REQUIRED TASK: Output the full listing below exactly, without the pictures.

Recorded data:

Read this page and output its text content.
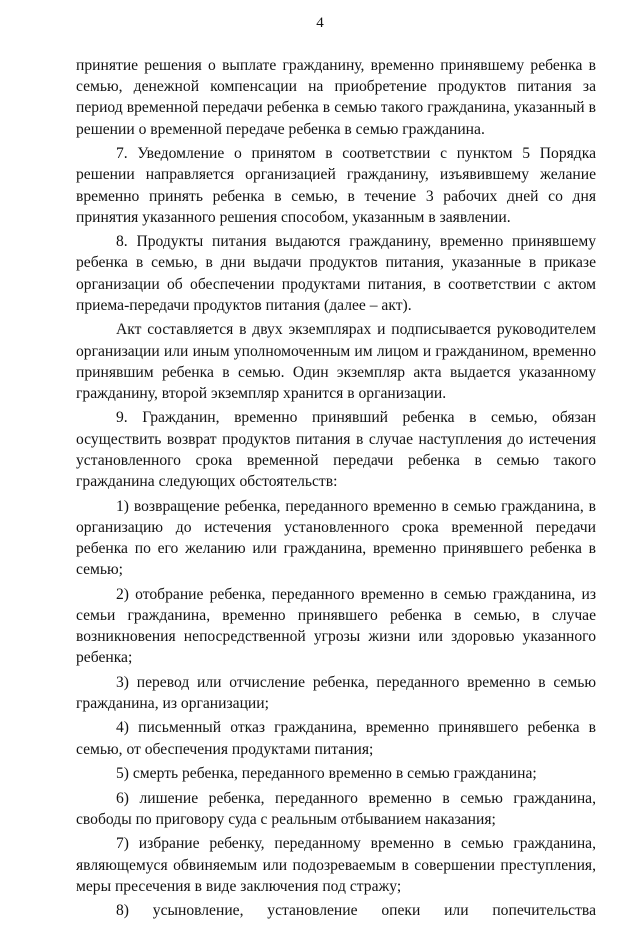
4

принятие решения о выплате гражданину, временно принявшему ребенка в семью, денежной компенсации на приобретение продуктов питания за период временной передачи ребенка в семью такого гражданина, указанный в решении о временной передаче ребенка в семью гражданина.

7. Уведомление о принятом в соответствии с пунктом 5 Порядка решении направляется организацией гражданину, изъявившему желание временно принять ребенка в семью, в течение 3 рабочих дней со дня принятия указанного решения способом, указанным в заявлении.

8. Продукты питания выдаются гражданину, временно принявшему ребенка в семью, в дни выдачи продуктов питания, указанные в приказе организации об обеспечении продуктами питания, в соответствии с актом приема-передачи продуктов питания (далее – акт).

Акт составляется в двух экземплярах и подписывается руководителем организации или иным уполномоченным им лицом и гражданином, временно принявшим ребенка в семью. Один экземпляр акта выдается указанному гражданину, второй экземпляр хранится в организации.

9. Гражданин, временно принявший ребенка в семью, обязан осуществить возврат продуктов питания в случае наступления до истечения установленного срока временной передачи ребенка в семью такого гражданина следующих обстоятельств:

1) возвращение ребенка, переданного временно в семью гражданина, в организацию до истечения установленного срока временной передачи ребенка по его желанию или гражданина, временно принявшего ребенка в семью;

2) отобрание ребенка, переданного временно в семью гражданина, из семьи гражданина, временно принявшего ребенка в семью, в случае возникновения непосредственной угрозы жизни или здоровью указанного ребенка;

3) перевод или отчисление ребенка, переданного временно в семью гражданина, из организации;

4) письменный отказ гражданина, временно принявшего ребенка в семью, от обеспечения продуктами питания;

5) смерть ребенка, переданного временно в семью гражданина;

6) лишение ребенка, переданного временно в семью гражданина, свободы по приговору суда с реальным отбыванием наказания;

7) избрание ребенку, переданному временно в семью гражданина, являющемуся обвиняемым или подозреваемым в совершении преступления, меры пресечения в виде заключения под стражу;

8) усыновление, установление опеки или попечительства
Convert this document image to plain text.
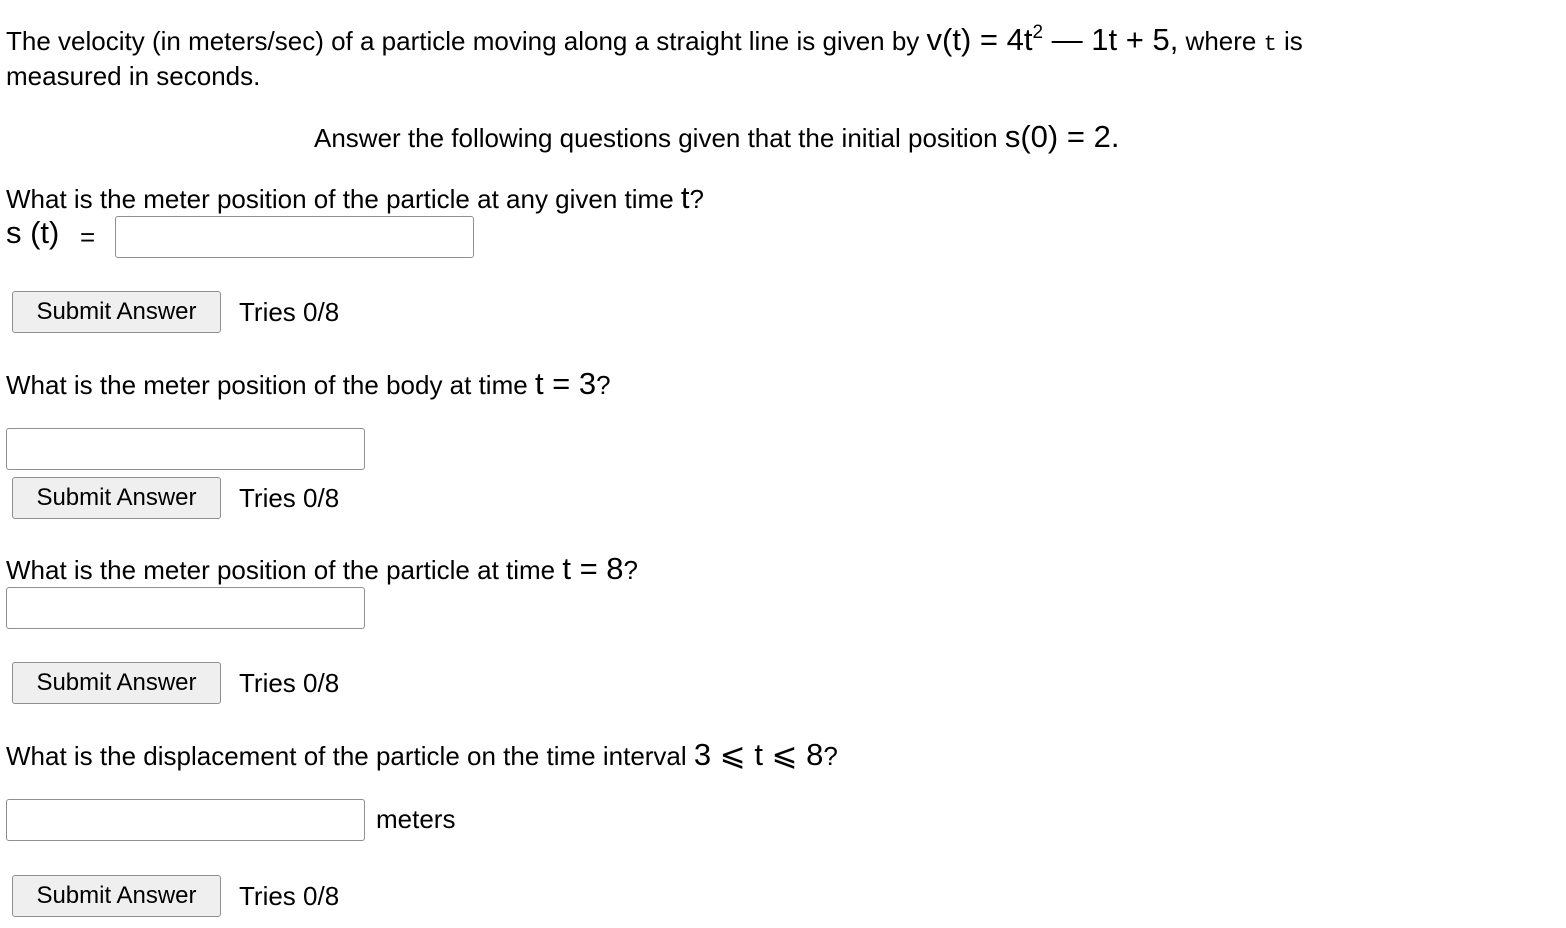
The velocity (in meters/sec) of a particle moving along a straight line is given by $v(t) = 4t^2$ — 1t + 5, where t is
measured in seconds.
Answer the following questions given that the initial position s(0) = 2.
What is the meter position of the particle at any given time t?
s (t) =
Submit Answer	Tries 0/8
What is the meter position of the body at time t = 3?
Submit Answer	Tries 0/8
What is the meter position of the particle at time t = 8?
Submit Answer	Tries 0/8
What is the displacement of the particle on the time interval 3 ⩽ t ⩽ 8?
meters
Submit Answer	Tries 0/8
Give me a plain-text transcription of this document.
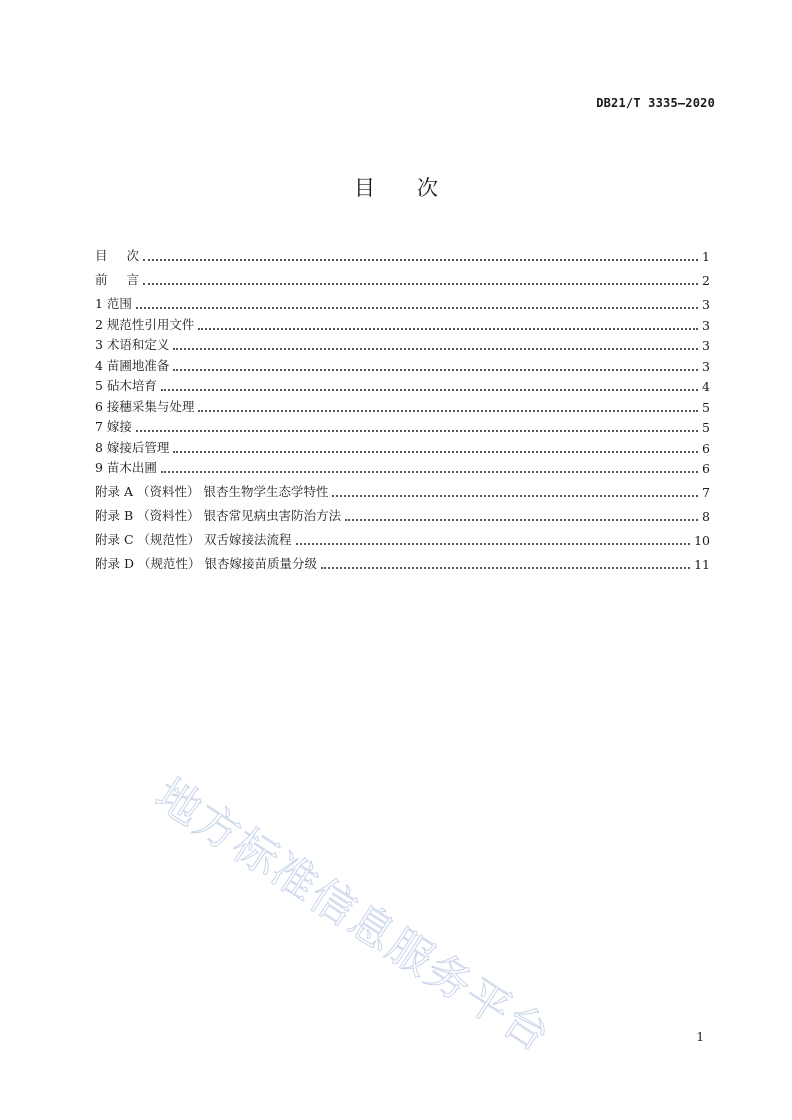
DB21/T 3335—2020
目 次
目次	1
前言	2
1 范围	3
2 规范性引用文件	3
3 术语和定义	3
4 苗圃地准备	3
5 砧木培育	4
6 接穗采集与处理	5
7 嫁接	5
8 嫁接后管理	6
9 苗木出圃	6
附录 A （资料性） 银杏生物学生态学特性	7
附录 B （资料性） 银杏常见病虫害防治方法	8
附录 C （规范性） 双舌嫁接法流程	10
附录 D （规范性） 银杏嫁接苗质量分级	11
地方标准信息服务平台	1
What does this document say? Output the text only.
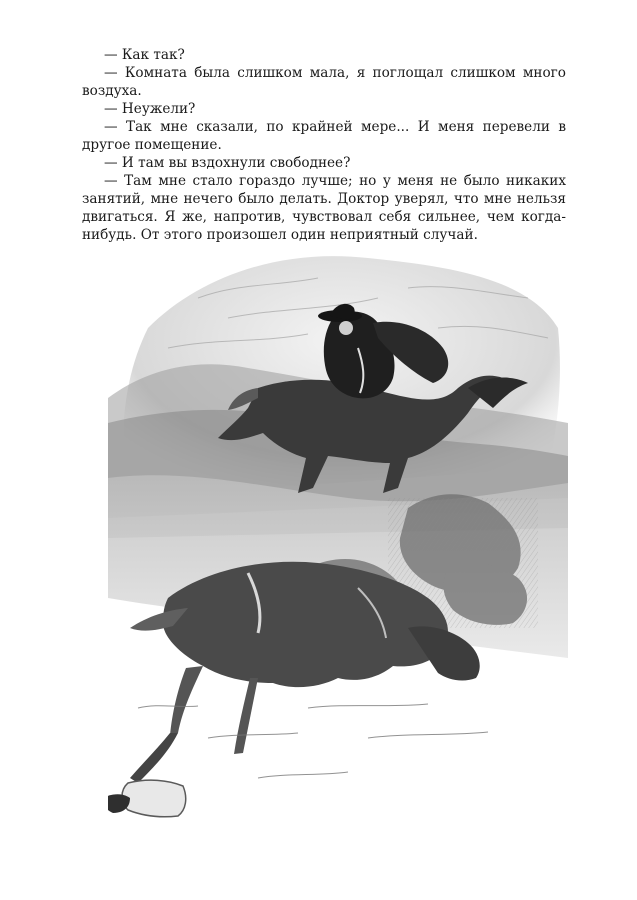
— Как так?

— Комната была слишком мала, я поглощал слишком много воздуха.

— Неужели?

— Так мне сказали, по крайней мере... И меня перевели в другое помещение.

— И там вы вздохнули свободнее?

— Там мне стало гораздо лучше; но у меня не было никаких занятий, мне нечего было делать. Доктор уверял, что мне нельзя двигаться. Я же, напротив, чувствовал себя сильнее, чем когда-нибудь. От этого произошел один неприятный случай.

RESPONSE FOR THIS EXERCISE:
Read this page and output its text content.
4

принятие решения о выплате гражданину, временно принявшему ребенка в семью, денежной компенсации на приобретение продуктов питания за период временной передачи ребенка в семью такого гражданина, указанный в решении о временной передаче ребенка в семью гражданина.

7. Уведомление о принятом в соответствии с пунктом 5 Порядка решении направляется организацией гражданину, изъявившему желание временно принять ребенка в семью, в течение 3 рабочих дней со дня принятия указанного решения способом, указанным в заявлении.

8. Продукты питания выдаются гражданину, временно принявшему ребенка в семью, в дни выдачи продуктов питания, указанные в приказе организации об обеспечении продуктами питания, в соответствии с актом приема-передачи продуктов питания (далее – акт).

Акт составляется в двух экземплярах и подписывается руководителем организации или иным уполномоченным им лицом и гражданином, временно принявшим ребенка в семью. Один экземпляр акта выдается указанному гражданину, второй экземпляр хранится в организации.

9. Гражданин, временно принявший ребенка в семью, обязан осуществить возврат продуктов питания в случае наступления до истечения установленного срока временной передачи ребенка в семью такого гражданина следующих обстоятельств:

1) возвращение ребенка, переданного временно в семью гражданина, в организацию до истечения установленного срока временной передачи ребенка по его желанию или гражданина, временно принявшего ребенка в семью;

2) отобрание ребенка, переданного временно в семью гражданина, из семьи гражданина, временно принявшего ребенка в семью, в случае возникновения непосредственной угрозы жизни или здоровью указанного ребенка;

3) перевод или отчисление ребенка, переданного временно в семью гражданина, из организации;

4) письменный отказ гражданина, временно принявшего ребенка в семью, от обеспечения продуктами питания;

5) смерть ребенка, переданного временно в семью гражданина;

6) лишение ребенка, переданного временно в семью гражданина, свободы по приговору суда с реальным отбыванием наказания;

7) избрание ребенку, переданному временно в семью гражданина, являющемуся обвиняемым или подозреваемым в совершении преступления, меры пресечения в виде заключения под стражу;

8) усыновление, установление опеки или попечительства
Convert this document image to plain text.
The velocity (in meters/sec) of a particle moving along a straight line is given by $v(t) = 4t^2$ — 1t + 5, where t is
measured in seconds.
Answer the following questions given that the initial position s(0) = 2.
What is the meter position of the particle at any given time t?
s (t) =
Submit Answer	Tries 0/8
What is the meter position of the body at time t = 3?
Submit Answer	Tries 0/8
What is the meter position of the particle at time t = 8?
Submit Answer	Tries 0/8
What is the displacement of the particle on the time interval 3 ⩽ t ⩽ 8?
meters
Submit Answer	Tries 0/8
Give me a plain-text transcription of this document.
DB21/T 3335—2020
目 次
目次	1
前言	2
1 范围	3
2 规范性引用文件	3
3 术语和定义	3
4 苗圃地准备	3
5 砧木培育	4
6 接穗采集与处理	5
7 嫁接	5
8 嫁接后管理	6
9 苗木出圃	6
附录 A （资料性） 银杏生物学生态学特性	7
附录 B （资料性） 银杏常见病虫害防治方法	8
附录 C （规范性） 双舌嫁接法流程	10
附录 D （规范性） 银杏嫁接苗质量分级	11
地方标准信息服务平台	1
What does this document say? Output the text only.
— Как так?

— Комната была слишком мала, я поглощал слишком много воздуха.

— Неужели?

— Так мне сказали, по крайней мере... И меня перевели в другое помещение.

— И там вы вздохнули свободнее?

— Там мне стало гораздо лучше; но у меня не было никаких занятий, мне нечего было делать. Доктор уверял, что мне нельзя двигаться. Я же, напротив, чувствовал себя сильнее, чем когда-нибудь. От этого произошел один неприятный случай.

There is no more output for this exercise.